--- Start Records for this exercise ---

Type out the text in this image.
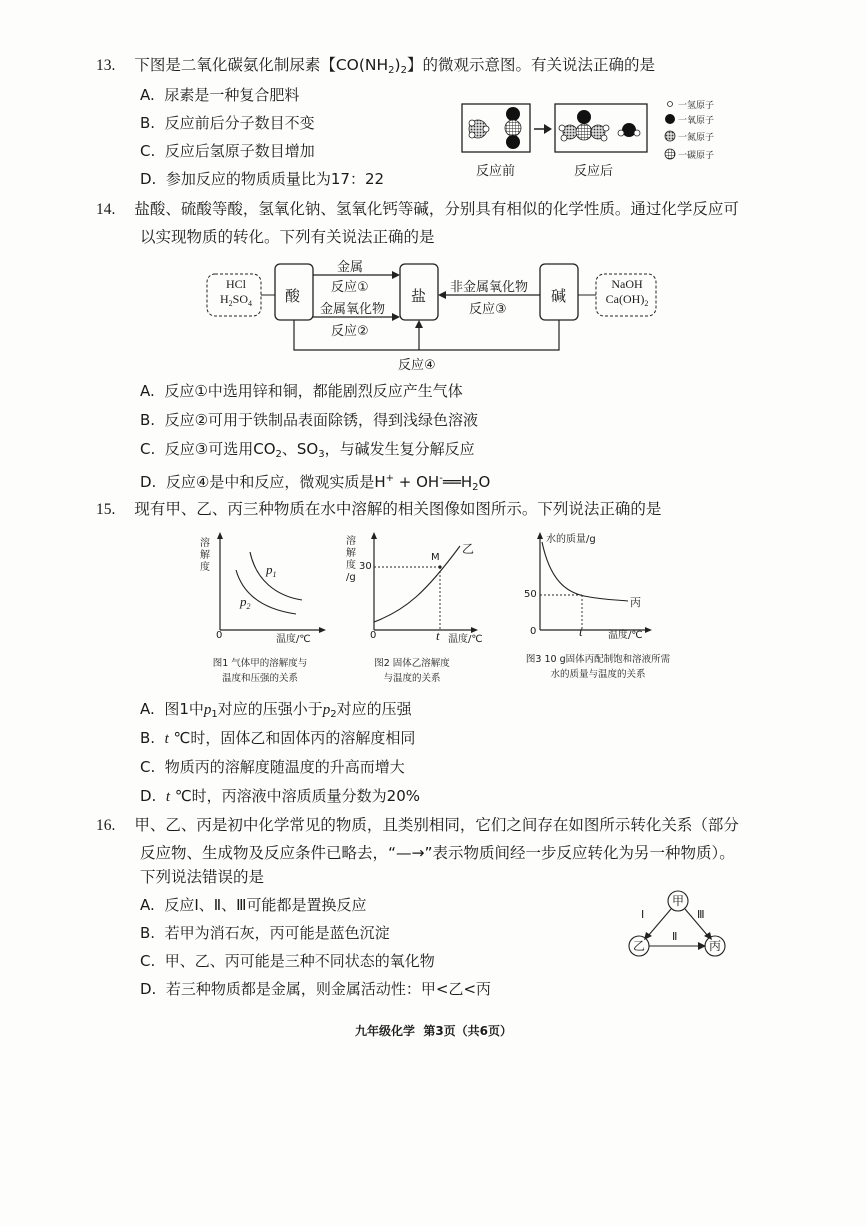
13. 下图是二氧化碳氨化制尿素【$CO(NH_2)_2$】的微观示意图。有关说法正确的是
A. 尿素是一种复合肥料
B. 反应前后分子数目不变
C. 反应后氢原子数目增加
D. 参加反应的物质质量比为17：22	反应前	反应后
一氢原子
一氧原子
一氮原子
一碳原子
14. 盐酸、硫酸等酸，氢氧化钠、氢氧化钙等碱，分别具有相似的化学性质。通过化学反应可
以实现物质的转化。下列有关说法正确的是
HCl
$H_2SO_4$	酸	盐	碱
NaOH
$Ca(OH)_2$
金属
反应①
金属氧化物
反应②
非金属氧化物
反应③
反应④
A. 反应①中选用锌和铜，都能剧烈反应产生气体
B. 反应②可用于铁制品表面除锈，得到浅绿色溶液
C. 反应③可选用$CO_2$、$SO_3$，与碱发生复分解反应
D. 反应④是中和反应，微观实质是$H^+ + OH^-══H_2O$
15. 现有甲、乙、丙三种物质在水中溶解的相关图像如图所示。下列说法正确的是
溶解度
0	温度/℃
$p_1$
$p_2$
图1 气体甲的溶解度与
温度和压强的关系
溶
解
度
/g
30
0	t 温度/℃
M
乙
图2 固体乙溶解度
与温度的关系
水的质量/g
50
0	t	温度/℃
丙
图3 10 g固体丙配制饱和溶液所需
水的质量与温度的关系
A. 图1中$p_1$对应的压强小于$p_2$对应的压强
B. t ℃时，固体乙和固体丙的溶解度相同
C. 物质丙的溶解度随温度的升高而增大
D. t ℃时，丙溶液中溶质质量分数为20%
16. 甲、乙、丙是初中化学常见的物质，且类别相同，它们之间存在如图所示转化关系（部分
反应物、生成物及反应条件已略去，“—→”表示物质间经一步反应转化为另一种物质）。
下列说法错误的是
A. 反应Ⅰ、Ⅱ、Ⅲ可能都是置换反应
B. 若甲为消石灰，丙可能是蓝色沉淀
C. 甲、乙、丙可能是三种不同状态的氧化物
D. 若三种物质都是金属，则金属活动性：甲<乙<丙
甲
乙	丙
Ⅰ
Ⅱ
Ⅲ
九年级化学  第3页（共6页）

--- End Records for this exercise ---

Stated exercise:
Repeat all of the records verbatim, leaving out the pictures.

Written response:
Type out the text in this image.
13. 下图是二氧化碳氨化制尿素【$CO(NH_2)_2$】的微观示意图。有关说法正确的是
A. 尿素是一种复合肥料
B. 反应前后分子数目不变
C. 反应后氢原子数目增加
D. 参加反应的物质质量比为17：22	反应前	反应后
一氢原子
一氧原子
一氮原子
一碳原子
14. 盐酸、硫酸等酸，氢氧化钠、氢氧化钙等碱，分别具有相似的化学性质。通过化学反应可
以实现物质的转化。下列有关说法正确的是
HCl
$H_2SO_4$	酸	盐	碱
NaOH
$Ca(OH)_2$
金属
反应①
金属氧化物
反应②
非金属氧化物
反应③
反应④
A. 反应①中选用锌和铜，都能剧烈反应产生气体
B. 反应②可用于铁制品表面除锈，得到浅绿色溶液
C. 反应③可选用$CO_2$、$SO_3$，与碱发生复分解反应
D. 反应④是中和反应，微观实质是$H^+ + OH^-══H_2O$
15. 现有甲、乙、丙三种物质在水中溶解的相关图像如图所示。下列说法正确的是
溶解度
0	温度/℃
$p_1$
$p_2$
图1 气体甲的溶解度与
温度和压强的关系
溶
解
度
/g
30
0	t 温度/℃
M
乙
图2 固体乙溶解度
与温度的关系
水的质量/g
50
0	t	温度/℃
丙
图3 10 g固体丙配制饱和溶液所需
水的质量与温度的关系
A. 图1中$p_1$对应的压强小于$p_2$对应的压强
B. t ℃时，固体乙和固体丙的溶解度相同
C. 物质丙的溶解度随温度的升高而增大
D. t ℃时，丙溶液中溶质质量分数为20%
16. 甲、乙、丙是初中化学常见的物质，且类别相同，它们之间存在如图所示转化关系（部分
反应物、生成物及反应条件已略去，“—→”表示物质间经一步反应转化为另一种物质）。
下列说法错误的是
A. 反应Ⅰ、Ⅱ、Ⅲ可能都是置换反应
B. 若甲为消石灰，丙可能是蓝色沉淀
C. 甲、乙、丙可能是三种不同状态的氧化物
D. 若三种物质都是金属，则金属活动性：甲<乙<丙
甲
乙	丙
Ⅰ
Ⅱ
Ⅲ
九年级化学  第3页（共6页）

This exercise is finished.